◆ WHAT IS NEEDED: Find every line below that contains the word "title" and copy it out.

◆ RECORDED INFORMATION:
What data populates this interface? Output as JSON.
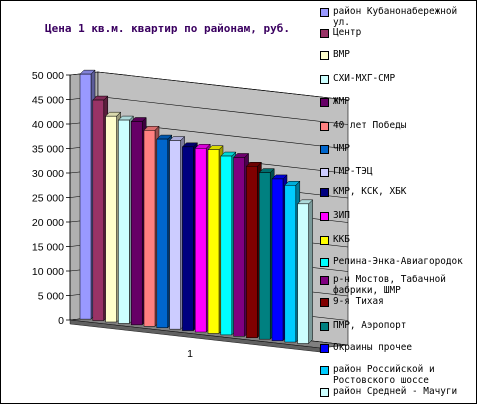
{
  "chart_data": {
    "type": "bar",
    "title": "Цена 1 кв.м. квартир по районам, руб.",
    "categories": [
      "1"
    ],
    "ylim": [
      0,
      50000
    ],
    "yticks": [
      "0",
      "5 000",
      "10 000",
      "15 000",
      "20 000",
      "25 000",
      "30 000",
      "35 000",
      "40 000",
      "45 000",
      "50 000"
    ],
    "grid": true,
    "legend_position": "right",
    "series": [
      {
        "name": "район Кубанонабережной ул.",
        "values": [
          50000
        ],
        "color": "#9999ff"
      },
      {
        "name": "Центр",
        "values": [
          45000
        ],
        "color": "#993366"
      },
      {
        "name": "ВМР",
        "values": [
          42000
        ],
        "color": "#ffffcc"
      },
      {
        "name": "СХИ-МХГ-СМР",
        "values": [
          41500
        ],
        "color": "#ccffff"
      },
      {
        "name": "ЖМР",
        "values": [
          41500
        ],
        "color": "#660066"
      },
      {
        "name": "40 лет Победы",
        "values": [
          40000
        ],
        "color": "#ff8080"
      },
      {
        "name": "ЧМР",
        "values": [
          38500
        ],
        "color": "#0066cc"
      },
      {
        "name": "ГМР-ТЭЦ",
        "values": [
          38500
        ],
        "color": "#ccccff"
      },
      {
        "name": "КМР, КСК, ХБК",
        "values": [
          37500
        ],
        "color": "#000080"
      },
      {
        "name": "ЗИП",
        "values": [
          37500
        ],
        "color": "#ff00ff"
      },
      {
        "name": "ККБ",
        "values": [
          37500
        ],
        "color": "#ffff00"
      },
      {
        "name": "Репина-Энка-Авиагородок",
        "values": [
          36500
        ],
        "color": "#00ffff"
      },
      {
        "name": "р-н Мостов, Табачной фабрики, ШМР",
        "values": [
          36500
        ],
        "color": "#800080"
      },
      {
        "name": "9-я Тихая",
        "values": [
          35000
        ],
        "color": "#800000"
      },
      {
        "name": "ПМР, Аэропорт",
        "values": [
          34000
        ],
        "color": "#008080"
      },
      {
        "name": "Окраины прочее",
        "values": [
          33000
        ],
        "color": "#0000ff"
      },
      {
        "name": "район Российской и Ростовского шоссе",
        "values": [
          32000
        ],
        "color": "#00ccff"
      },
      {
        "name": "район Средней - Мачуги",
        "values": [
          28500
        ],
        "color": "#ccffff"
      }
    ]
  }
}
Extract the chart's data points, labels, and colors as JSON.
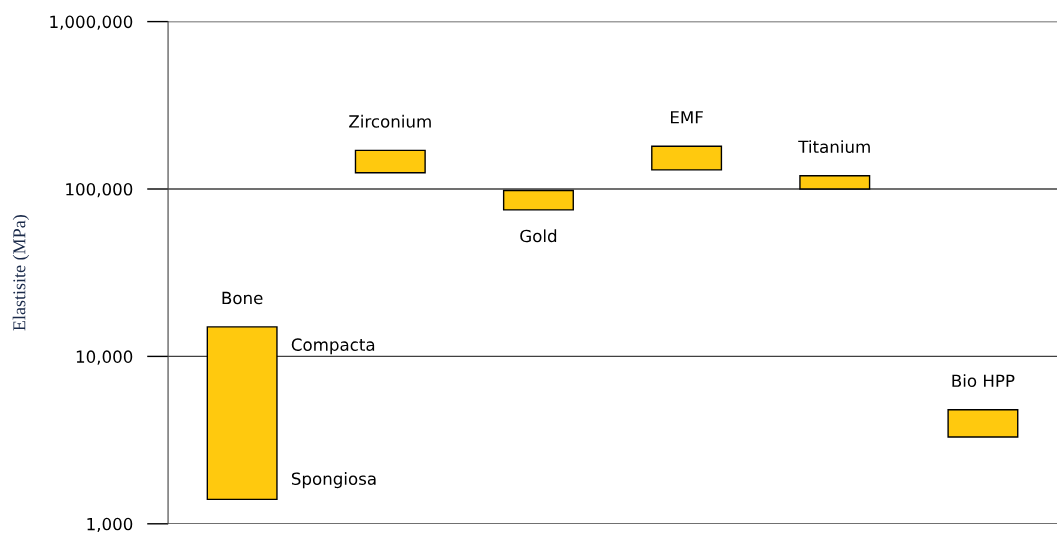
{
  "chart_data": {
    "type": "bar",
    "ylabel": "Elastisite (MPa)",
    "categories": [
      "Bone",
      "Zirconium",
      "Gold",
      "EMF",
      "Titanium",
      "Bio HPP"
    ],
    "base": [
      1400,
      125000,
      75000,
      130000,
      100000,
      3300
    ],
    "values": [
      13600,
      45000,
      23000,
      50000,
      20000,
      1500
    ],
    "color": "#ffc90e",
    "log": true,
    "ylim": [
      1000,
      1000000
    ],
    "yticks": [
      {
        "value": 1000,
        "label": "1,000"
      },
      {
        "value": 10000,
        "label": "10,000"
      },
      {
        "value": 100000,
        "label": "100,000"
      },
      {
        "value": 1000000,
        "label": "1,000,000"
      }
    ],
    "grid": "y",
    "tick_labels": "y",
    "annotations": [
      "Compacta",
      "Spongiosa"
    ]
  }
}
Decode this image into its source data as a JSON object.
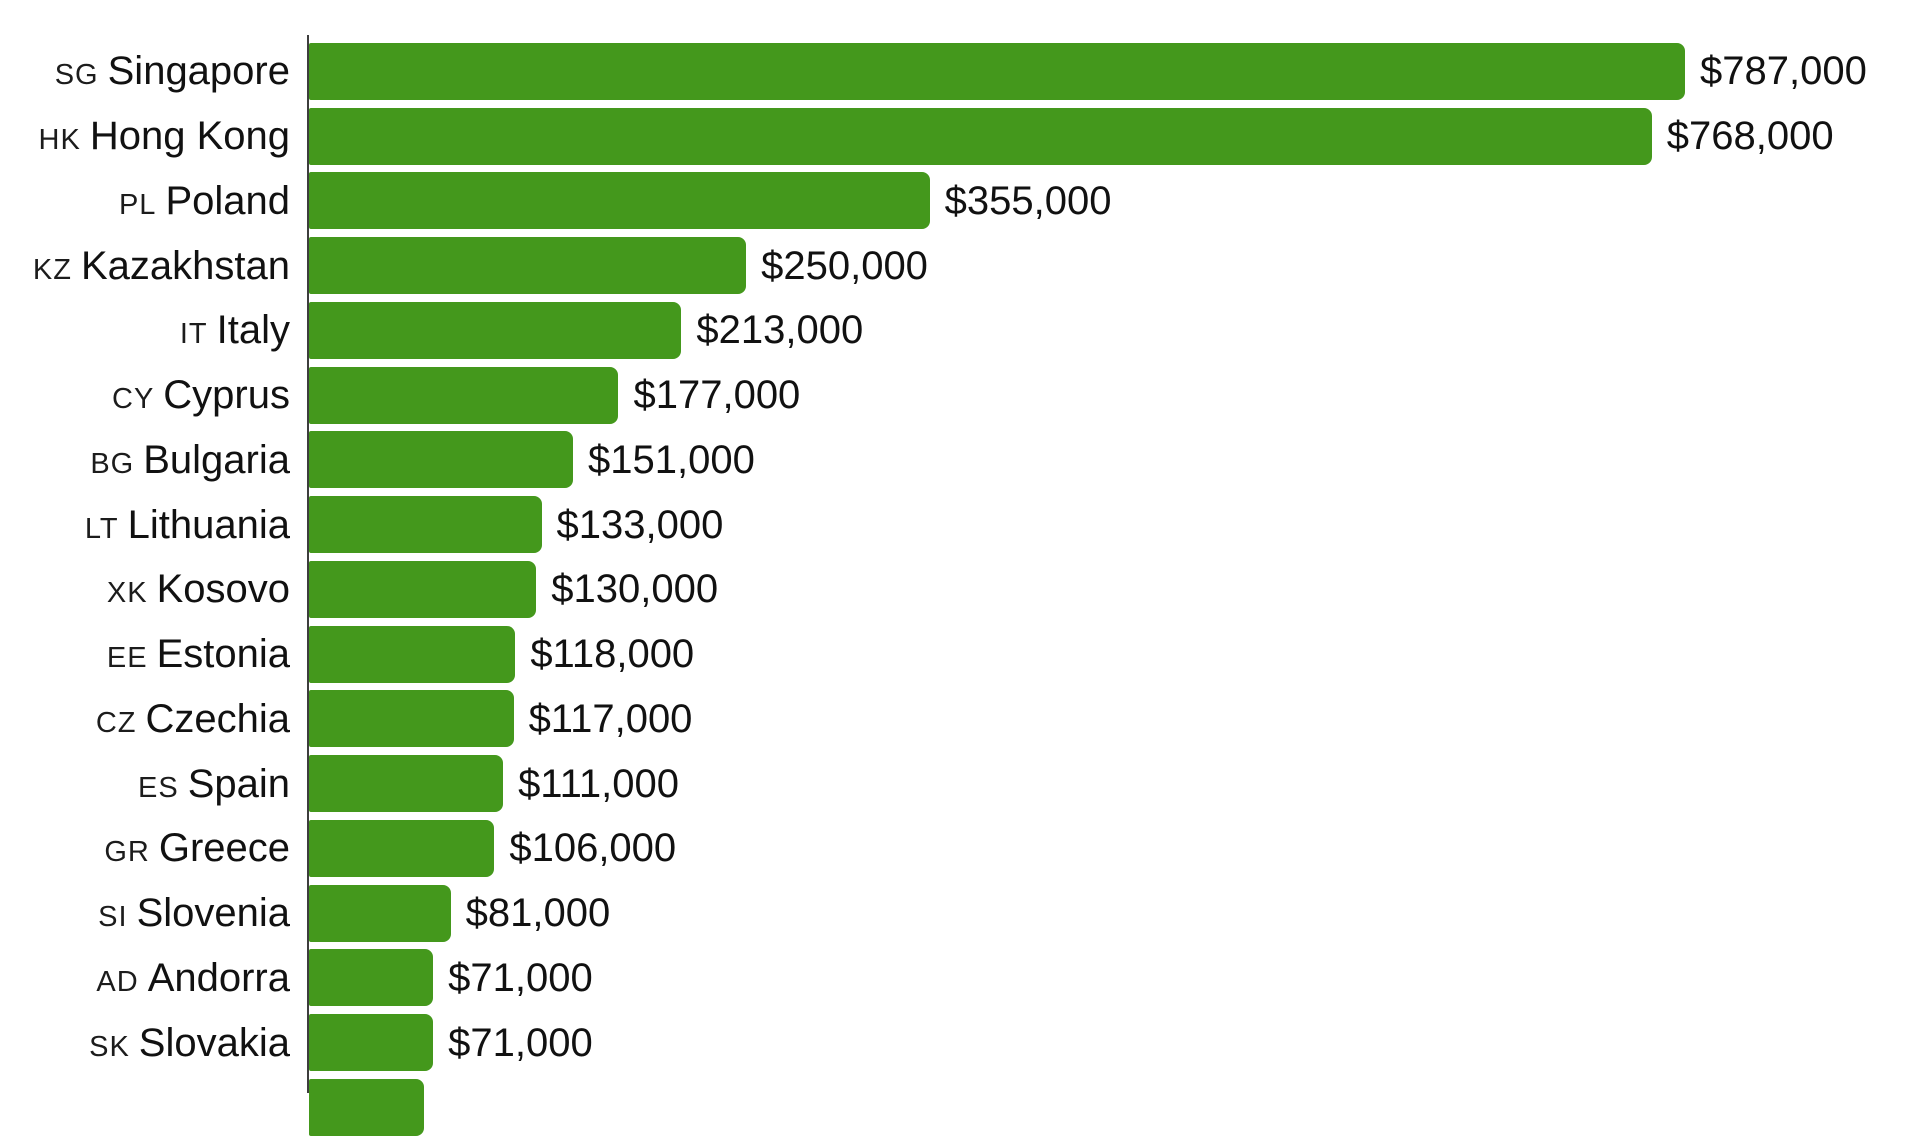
{
  "chart_data": {
    "type": "bar",
    "orientation": "horizontal",
    "title": "",
    "xlabel": "",
    "ylabel": "",
    "unit": "USD",
    "legend": "none",
    "grid": "off",
    "axis_line_color": "#3d3d3d",
    "bar_color": "#44981c",
    "text_color": "#111111",
    "background_color": "#ffffff",
    "max_value": 787000,
    "xlim": [
      0,
      787000
    ],
    "categories": [
      "Singapore",
      "Hong Kong",
      "Poland",
      "Kazakhstan",
      "Italy",
      "Cyprus",
      "Bulgaria",
      "Lithuania",
      "Kosovo",
      "Estonia",
      "Czechia",
      "Spain",
      "Greece",
      "Slovenia",
      "Andorra",
      "Slovakia"
    ],
    "values": [
      787000,
      768000,
      355000,
      250000,
      213000,
      177000,
      151000,
      133000,
      130000,
      118000,
      117000,
      111000,
      106000,
      81000,
      71000,
      71000
    ],
    "rows": [
      {
        "code": "SG",
        "name": "Singapore",
        "value": 787000,
        "display_value": "$787,000"
      },
      {
        "code": "HK",
        "name": "Hong Kong",
        "value": 768000,
        "display_value": "$768,000"
      },
      {
        "code": "PL",
        "name": "Poland",
        "value": 355000,
        "display_value": "$355,000"
      },
      {
        "code": "KZ",
        "name": "Kazakhstan",
        "value": 250000,
        "display_value": "$250,000"
      },
      {
        "code": "IT",
        "name": "Italy",
        "value": 213000,
        "display_value": "$213,000"
      },
      {
        "code": "CY",
        "name": "Cyprus",
        "value": 177000,
        "display_value": "$177,000"
      },
      {
        "code": "BG",
        "name": "Bulgaria",
        "value": 151000,
        "display_value": "$151,000"
      },
      {
        "code": "LT",
        "name": "Lithuania",
        "value": 133000,
        "display_value": "$133,000"
      },
      {
        "code": "XK",
        "name": "Kosovo",
        "value": 130000,
        "display_value": "$130,000"
      },
      {
        "code": "EE",
        "name": "Estonia",
        "value": 118000,
        "display_value": "$118,000"
      },
      {
        "code": "CZ",
        "name": "Czechia",
        "value": 117000,
        "display_value": "$117,000"
      },
      {
        "code": "ES",
        "name": "Spain",
        "value": 111000,
        "display_value": "$111,000"
      },
      {
        "code": "GR",
        "name": "Greece",
        "value": 106000,
        "display_value": "$106,000"
      },
      {
        "code": "SI",
        "name": "Slovenia",
        "value": 81000,
        "display_value": "$81,000"
      },
      {
        "code": "AD",
        "name": "Andorra",
        "value": 71000,
        "display_value": "$71,000"
      },
      {
        "code": "SK",
        "name": "Slovakia",
        "value": 71000,
        "display_value": "$71,000"
      },
      {
        "code": "",
        "name": "",
        "value": 66000,
        "display_value": "",
        "partial": true
      }
    ]
  }
}
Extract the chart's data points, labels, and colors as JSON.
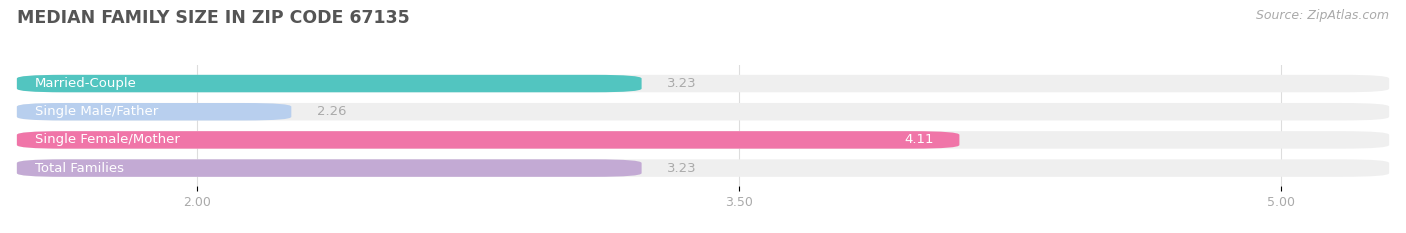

◆ EXERCISE ANSWER:
    "title": "Цена 1 кв.м. квартир по районам, руб.",
    "title": "",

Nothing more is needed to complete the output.